-- start Input material --

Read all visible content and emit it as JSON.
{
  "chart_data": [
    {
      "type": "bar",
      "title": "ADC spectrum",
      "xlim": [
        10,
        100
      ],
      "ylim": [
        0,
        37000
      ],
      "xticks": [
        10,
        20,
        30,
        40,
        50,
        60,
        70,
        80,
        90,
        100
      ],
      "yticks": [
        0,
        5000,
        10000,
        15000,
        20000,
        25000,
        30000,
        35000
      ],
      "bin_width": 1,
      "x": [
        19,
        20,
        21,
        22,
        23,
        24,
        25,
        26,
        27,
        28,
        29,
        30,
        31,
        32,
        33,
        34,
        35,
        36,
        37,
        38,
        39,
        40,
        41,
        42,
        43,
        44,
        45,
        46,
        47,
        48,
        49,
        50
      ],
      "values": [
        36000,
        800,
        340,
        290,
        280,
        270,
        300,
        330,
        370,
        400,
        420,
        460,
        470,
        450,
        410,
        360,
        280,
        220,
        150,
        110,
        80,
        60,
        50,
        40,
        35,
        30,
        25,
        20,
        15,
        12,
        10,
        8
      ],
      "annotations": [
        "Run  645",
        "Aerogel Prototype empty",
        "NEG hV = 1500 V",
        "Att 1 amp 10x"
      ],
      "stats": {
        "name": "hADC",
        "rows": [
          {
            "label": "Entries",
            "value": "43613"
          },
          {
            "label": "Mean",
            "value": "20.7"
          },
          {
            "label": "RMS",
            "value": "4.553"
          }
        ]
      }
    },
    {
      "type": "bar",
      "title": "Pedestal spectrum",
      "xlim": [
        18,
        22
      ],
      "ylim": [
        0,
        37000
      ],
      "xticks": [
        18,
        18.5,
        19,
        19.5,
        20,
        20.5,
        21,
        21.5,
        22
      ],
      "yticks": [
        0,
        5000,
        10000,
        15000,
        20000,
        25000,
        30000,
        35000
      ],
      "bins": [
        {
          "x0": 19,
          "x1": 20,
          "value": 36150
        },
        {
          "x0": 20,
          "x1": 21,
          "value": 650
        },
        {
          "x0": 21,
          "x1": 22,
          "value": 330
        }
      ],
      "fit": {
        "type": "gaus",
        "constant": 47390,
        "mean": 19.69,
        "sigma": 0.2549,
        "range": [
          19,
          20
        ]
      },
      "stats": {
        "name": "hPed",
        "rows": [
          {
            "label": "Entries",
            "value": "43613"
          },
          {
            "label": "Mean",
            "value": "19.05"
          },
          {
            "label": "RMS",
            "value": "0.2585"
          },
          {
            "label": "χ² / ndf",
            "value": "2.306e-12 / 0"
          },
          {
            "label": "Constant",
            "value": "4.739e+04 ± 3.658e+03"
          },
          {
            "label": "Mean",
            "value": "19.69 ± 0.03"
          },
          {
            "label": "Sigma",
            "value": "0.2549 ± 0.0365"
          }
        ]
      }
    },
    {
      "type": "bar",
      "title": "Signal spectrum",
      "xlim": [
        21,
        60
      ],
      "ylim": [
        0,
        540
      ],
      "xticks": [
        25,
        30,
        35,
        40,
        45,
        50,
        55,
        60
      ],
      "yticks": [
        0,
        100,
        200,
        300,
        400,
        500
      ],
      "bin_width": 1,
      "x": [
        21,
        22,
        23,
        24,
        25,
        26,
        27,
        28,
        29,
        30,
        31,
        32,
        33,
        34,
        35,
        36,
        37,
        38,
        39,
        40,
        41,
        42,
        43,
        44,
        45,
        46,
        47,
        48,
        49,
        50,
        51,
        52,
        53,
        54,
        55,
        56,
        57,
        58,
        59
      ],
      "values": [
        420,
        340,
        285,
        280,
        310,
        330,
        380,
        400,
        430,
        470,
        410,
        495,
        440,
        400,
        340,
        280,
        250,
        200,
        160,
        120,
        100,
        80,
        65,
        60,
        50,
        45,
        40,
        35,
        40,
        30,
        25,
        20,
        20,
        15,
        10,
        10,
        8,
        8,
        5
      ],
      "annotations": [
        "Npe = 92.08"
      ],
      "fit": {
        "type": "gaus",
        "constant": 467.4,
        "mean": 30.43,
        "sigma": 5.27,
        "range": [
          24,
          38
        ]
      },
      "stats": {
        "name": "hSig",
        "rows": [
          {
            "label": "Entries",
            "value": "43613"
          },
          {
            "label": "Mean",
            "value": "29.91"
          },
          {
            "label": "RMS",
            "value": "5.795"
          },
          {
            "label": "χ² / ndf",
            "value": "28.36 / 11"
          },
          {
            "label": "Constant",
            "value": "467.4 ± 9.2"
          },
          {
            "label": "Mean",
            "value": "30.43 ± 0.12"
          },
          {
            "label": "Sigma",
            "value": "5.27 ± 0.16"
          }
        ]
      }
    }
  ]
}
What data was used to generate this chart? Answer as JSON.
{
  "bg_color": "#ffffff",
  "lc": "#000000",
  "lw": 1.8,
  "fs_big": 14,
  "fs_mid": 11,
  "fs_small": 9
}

-- end Input material --

- _What is required_
Repeat exactly the lines above from the line that contains "What data was" through the end. Include both of these ends; leave out everything else.

- _The result_
What data was used to generate this chart? Answer as JSON.
{
  "bg_color": "#ffffff",
  "lc": "#000000",
  "lw": 1.8,
  "fs_big": 14,
  "fs_mid": 11,
  "fs_small": 9
}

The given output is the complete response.